TASK DESCRIPTION:
Output each entry verbatim and exclude every picture from it.

INPUT ROWS:
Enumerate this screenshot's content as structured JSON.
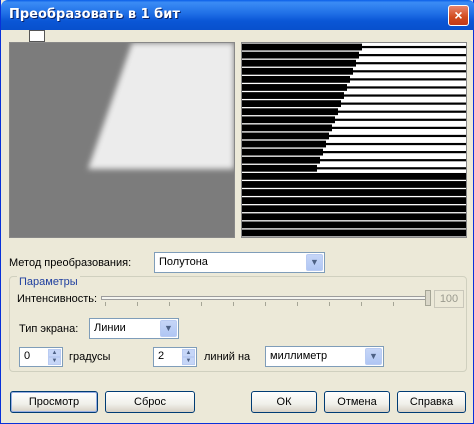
{
  "window": {
    "title": "Преобразовать в 1 бит",
    "close_glyph": "×"
  },
  "toolbar": {
    "preview_toggle_icon": "monitor-icon"
  },
  "method": {
    "label": "Метод преобразования:",
    "value": "Полутона"
  },
  "params": {
    "legend": "Параметры",
    "intensity_label": "Интенсивность:",
    "intensity_value": "100",
    "screen_type_label": "Тип экрана:",
    "screen_type_value": "Линии",
    "angle_value": "0",
    "angle_label": "градусы",
    "lines_value": "2",
    "lines_label": "линий на",
    "unit_value": "миллиметр"
  },
  "buttons": {
    "preview": "Просмотр",
    "reset": "Сброс",
    "ok": "ОК",
    "cancel": "Отмена",
    "help": "Справка"
  }
}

PROBLEM SOLUTION:
Enumerate this screenshot's content as structured JSON.
{
  "window": {
    "title": "Преобразовать в 1 бит",
    "close_glyph": "×"
  },
  "toolbar": {
    "preview_toggle_icon": "monitor-icon"
  },
  "method": {
    "label": "Метод преобразования:",
    "value": "Полутона"
  },
  "params": {
    "legend": "Параметры",
    "intensity_label": "Интенсивность:",
    "intensity_value": "100",
    "screen_type_label": "Тип экрана:",
    "screen_type_value": "Линии",
    "angle_value": "0",
    "angle_label": "градусы",
    "lines_value": "2",
    "lines_label": "линий на",
    "unit_value": "миллиметр"
  },
  "buttons": {
    "preview": "Просмотр",
    "reset": "Сброс",
    "ok": "ОК",
    "cancel": "Отмена",
    "help": "Справка"
  }
}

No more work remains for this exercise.